***** GIVEN DATA *****
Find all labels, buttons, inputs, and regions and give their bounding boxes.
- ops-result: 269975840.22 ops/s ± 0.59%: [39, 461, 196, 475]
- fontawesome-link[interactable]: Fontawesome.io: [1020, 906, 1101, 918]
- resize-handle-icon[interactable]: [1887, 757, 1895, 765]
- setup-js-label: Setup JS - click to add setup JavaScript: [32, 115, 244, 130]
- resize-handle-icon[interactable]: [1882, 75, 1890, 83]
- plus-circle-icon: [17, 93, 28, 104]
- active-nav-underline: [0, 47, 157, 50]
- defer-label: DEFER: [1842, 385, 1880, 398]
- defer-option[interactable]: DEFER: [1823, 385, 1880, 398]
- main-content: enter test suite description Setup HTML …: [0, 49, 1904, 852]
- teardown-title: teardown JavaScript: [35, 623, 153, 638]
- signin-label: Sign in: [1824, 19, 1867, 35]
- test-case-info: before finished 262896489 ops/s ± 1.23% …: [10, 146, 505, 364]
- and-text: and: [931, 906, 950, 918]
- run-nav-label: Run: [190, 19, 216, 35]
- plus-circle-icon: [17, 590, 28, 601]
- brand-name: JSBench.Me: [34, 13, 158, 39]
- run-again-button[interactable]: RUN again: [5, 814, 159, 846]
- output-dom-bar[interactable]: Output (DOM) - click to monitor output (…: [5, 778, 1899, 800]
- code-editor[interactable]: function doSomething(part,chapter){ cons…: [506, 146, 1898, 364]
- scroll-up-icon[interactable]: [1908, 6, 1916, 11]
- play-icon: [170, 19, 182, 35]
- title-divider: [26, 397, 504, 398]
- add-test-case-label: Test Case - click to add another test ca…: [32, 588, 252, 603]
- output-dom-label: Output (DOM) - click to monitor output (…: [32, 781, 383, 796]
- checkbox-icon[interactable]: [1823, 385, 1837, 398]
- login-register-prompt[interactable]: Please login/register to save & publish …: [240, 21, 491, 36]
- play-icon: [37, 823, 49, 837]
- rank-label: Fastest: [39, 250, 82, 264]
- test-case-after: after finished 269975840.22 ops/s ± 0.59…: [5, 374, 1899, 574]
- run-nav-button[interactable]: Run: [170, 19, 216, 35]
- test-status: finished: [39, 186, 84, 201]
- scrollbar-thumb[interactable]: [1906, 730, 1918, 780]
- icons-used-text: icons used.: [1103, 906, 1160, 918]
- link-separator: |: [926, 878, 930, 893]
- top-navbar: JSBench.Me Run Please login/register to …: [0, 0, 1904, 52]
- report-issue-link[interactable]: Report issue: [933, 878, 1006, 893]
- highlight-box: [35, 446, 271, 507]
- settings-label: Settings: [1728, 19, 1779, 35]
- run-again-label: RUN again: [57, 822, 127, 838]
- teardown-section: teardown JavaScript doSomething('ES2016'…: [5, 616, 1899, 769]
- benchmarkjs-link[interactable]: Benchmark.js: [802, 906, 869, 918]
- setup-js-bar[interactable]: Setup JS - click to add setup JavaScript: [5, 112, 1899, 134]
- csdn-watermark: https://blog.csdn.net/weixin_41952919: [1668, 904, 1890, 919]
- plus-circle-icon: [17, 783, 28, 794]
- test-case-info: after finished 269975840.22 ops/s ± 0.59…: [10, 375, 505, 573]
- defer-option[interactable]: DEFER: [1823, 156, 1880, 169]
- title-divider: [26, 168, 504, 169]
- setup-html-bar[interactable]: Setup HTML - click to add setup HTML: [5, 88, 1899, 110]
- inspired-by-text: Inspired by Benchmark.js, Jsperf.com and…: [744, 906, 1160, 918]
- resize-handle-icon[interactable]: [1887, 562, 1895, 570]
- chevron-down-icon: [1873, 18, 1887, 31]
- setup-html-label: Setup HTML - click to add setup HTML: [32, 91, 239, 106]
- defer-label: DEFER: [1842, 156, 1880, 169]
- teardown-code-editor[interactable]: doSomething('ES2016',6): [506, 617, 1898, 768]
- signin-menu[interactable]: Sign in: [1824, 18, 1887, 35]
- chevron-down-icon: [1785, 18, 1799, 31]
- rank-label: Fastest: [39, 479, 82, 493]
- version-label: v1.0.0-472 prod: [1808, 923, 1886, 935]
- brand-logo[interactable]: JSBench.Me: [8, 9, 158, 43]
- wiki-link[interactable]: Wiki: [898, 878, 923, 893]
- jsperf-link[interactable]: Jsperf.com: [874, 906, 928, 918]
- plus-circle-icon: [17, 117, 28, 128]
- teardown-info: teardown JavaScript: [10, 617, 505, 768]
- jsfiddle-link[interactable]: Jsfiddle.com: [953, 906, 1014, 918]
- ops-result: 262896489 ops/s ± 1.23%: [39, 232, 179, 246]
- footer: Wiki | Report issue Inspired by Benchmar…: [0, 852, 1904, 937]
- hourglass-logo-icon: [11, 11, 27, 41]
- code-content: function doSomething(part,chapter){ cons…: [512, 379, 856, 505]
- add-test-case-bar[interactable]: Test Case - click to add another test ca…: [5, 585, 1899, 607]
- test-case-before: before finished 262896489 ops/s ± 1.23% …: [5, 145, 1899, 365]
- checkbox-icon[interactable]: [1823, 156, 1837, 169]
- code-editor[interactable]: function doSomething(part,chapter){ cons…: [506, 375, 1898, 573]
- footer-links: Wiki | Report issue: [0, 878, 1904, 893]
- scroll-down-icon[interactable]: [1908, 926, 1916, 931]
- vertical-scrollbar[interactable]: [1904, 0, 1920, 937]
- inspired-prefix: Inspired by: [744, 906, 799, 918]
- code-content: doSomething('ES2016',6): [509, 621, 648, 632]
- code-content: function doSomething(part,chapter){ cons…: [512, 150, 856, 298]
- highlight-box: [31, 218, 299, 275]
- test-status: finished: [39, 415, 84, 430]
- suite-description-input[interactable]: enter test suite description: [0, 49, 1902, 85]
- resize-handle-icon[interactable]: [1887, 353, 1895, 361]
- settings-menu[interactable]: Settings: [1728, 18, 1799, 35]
*****
WHAT THE TASK ASKS: Rewrite the listing above as a JSON list of strings, with one string for each line and any blank lines omitted.

RESULT FOR THIS TASK:
[
  "Find all labels, buttons, inputs, and regions and give their bounding boxes.",
  "- ops-result: 269975840.22 ops/s ± 0.59%: [39, 461, 196, 475]",
  "- fontawesome-link[interactable]: Fontawesome.io: [1020, 906, 1101, 918]",
  "- resize-handle-icon[interactable]: [1887, 757, 1895, 765]",
  "- setup-js-label: Setup JS - click to add setup JavaScript: [32, 115, 244, 130]",
  "- resize-handle-icon[interactable]: [1882, 75, 1890, 83]",
  "- plus-circle-icon: [17, 93, 28, 104]",
  "- active-nav-underline: [0, 47, 157, 50]",
  "- defer-label: DEFER: [1842, 385, 1880, 398]",
  "- defer-option[interactable]: DEFER: [1823, 385, 1880, 398]",
  "- main-content: enter test suite description Setup HTML …: [0, 49, 1904, 852]",
  "- teardown-title: teardown JavaScript: [35, 623, 153, 638]",
  "- signin-label: Sign in: [1824, 19, 1867, 35]",
  "- test-case-info: before finished 262896489 ops/s ± 1.23% …: [10, 146, 505, 364]",
  "- and-text: and: [931, 906, 950, 918]",
  "- run-nav-label: Run: [190, 19, 216, 35]",
  "- plus-circle-icon: [17, 590, 28, 601]",
  "- brand-name: JSBench.Me: [34, 13, 158, 39]",
  "- run-again-button[interactable]: RUN again: [5, 814, 159, 846]",
  "- output-dom-bar[interactable]: Output (DOM) - click to monitor output (…: [5, 778, 1899, 800]",
  "- code-editor[interactable]: function doSomething(part,chapter){ cons…: [506, 146, 1898, 364]",
  "- scroll-up-icon[interactable]: [1908, 6, 1916, 11]",
  "- play-icon: [170, 19, 182, 35]",
  "- title-divider: [26, 397, 504, 398]",
  "- add-test-case-label: Test Case - click to add another test ca…: [32, 588, 252, 603]",
  "- output-dom-label: Output (DOM) - click to monitor output (…: [32, 781, 383, 796]",
  "- checkbox-icon[interactable]: [1823, 385, 1837, 398]",
  "- login-register-prompt[interactable]: Please login/register to save & publish …: [240, 21, 491, 36]",
  "- play-icon: [37, 823, 49, 837]",
  "- rank-label: Fastest: [39, 250, 82, 264]",
  "- test-case-after: after finished 269975840.22 ops/s ± 0.59…: [5, 374, 1899, 574]",
  "- run-nav-button[interactable]: Run: [170, 19, 216, 35]",
  "- test-status: finished: [39, 186, 84, 201]",
  "- scrollbar-thumb[interactable]: [1906, 730, 1918, 780]",
  "- icons-used-text: icons used.: [1103, 906, 1160, 918]",
  "- link-separator: |: [926, 878, 930, 893]",
  "- top-navbar: JSBench.Me Run Please login/register to …: [0, 0, 1904, 52]",
  "- report-issue-link[interactable]: Report issue: [933, 878, 1006, 893]",
  "- highlight-box: [35, 446, 271, 507]",
  "- settings-label: Settings: [1728, 19, 1779, 35]",
  "- run-again-label: RUN again: [57, 822, 127, 838]",
  "- teardown-section: teardown JavaScript doSomething('ES2016'…: [5, 616, 1899, 769]",
  "- benchmarkjs-link[interactable]: Benchmark.js: [802, 906, 869, 918]",
  "- setup-js-bar[interactable]: Setup JS - click to add setup JavaScript: [5, 112, 1899, 134]",
  "- csdn-watermark: https://blog.csdn.net/weixin_41952919: [1668, 904, 1890, 919]",
  "- plus-circle-icon: [17, 783, 28, 794]",
  "- test-case-info: after finished 269975840.22 ops/s ± 0.59…: [10, 375, 505, 573]",
  "- defer-option[interactable]: DEFER: [1823, 156, 1880, 169]",
  "- title-divider: [26, 168, 504, 169]",
  "- setup-html-bar[interactable]: Setup HTML - click to add setup HTML: [5, 88, 1899, 110]",
  "- inspired-by-text: Inspired by Benchmark.js, Jsperf.com and…: [744, 906, 1160, 918]",
  "- resize-handle-icon[interactable]: [1887, 562, 1895, 570]",
  "- chevron-down-icon: [1873, 18, 1887, 31]",
  "- setup-html-label: Setup HTML - click to add setup HTML: [32, 91, 239, 106]",
  "- defer-label: DEFER: [1842, 156, 1880, 169]",
  "- teardown-code-editor[interactable]: doSomething('ES2016',6): [506, 617, 1898, 768]",
  "- signin-menu[interactable]: Sign in: [1824, 18, 1887, 35]",
  "- chevron-down-icon: [1785, 18, 1799, 31]",
  "- rank-label: Fastest: [39, 479, 82, 493]",
  "- version-label: v1.0.0-472 prod: [1808, 923, 1886, 935]",
  "- brand-logo[interactable]: JSBench.Me: [8, 9, 158, 43]",
  "- wiki-link[interactable]: Wiki: [898, 878, 923, 893]",
  "- jsperf-link[interactable]: Jsperf.com: [874, 906, 928, 918]",
  "- plus-circle-icon: [17, 117, 28, 128]",
  "- teardown-info: teardown JavaScript: [10, 617, 505, 768]",
  "- jsfiddle-link[interactable]: Jsfiddle.com: [953, 906, 1014, 918]",
  "- ops-result: 262896489 ops/s ± 1.23%: [39, 232, 179, 246]",
  "- footer: Wiki | Report issue Inspired by Benchmar…: [0, 852, 1904, 937]",
  "- hourglass-logo-icon: [11, 11, 27, 41]",
  "- code-content: function doSomething(part,chapter){ cons…: [512, 379, 856, 505]",
  "- add-test-case-bar[interactable]: Test Case - click to add another test ca…: [5, 585, 1899, 607]",
  "- test-case-before: before finished 262896489 ops/s ± 1.23% …: [5, 145, 1899, 365]",
  "- checkbox-icon[interactable]: [1823, 156, 1837, 169]",
  "- code-editor[interactable]: function doSomething(part,chapter){ cons…: [506, 375, 1898, 573]",
  "- footer-links: Wiki | Report issue: [0, 878, 1904, 893]",
  "- scroll-down-icon[interactable]: [1908, 926, 1916, 931]",
  "- vertical-scrollbar[interactable]: [1904, 0, 1920, 937]",
  "- inspired-prefix: Inspired by: [744, 906, 799, 918]",
  "- code-content: doSomething('ES2016',6): [509, 621, 648, 632]",
  "- code-content: function doSomething(part,chapter){ cons…: [512, 150, 856, 298]",
  "- highlight-box: [31, 218, 299, 275]",
  "- test-status: finished: [39, 415, 84, 430]",
  "- suite-description-input[interactable]: enter test suite description: [0, 49, 1902, 85]",
  "- resize-handle-icon[interactable]: [1887, 353, 1895, 361]",
  "- settings-menu[interactable]: Settings: [1728, 18, 1799, 35]"
]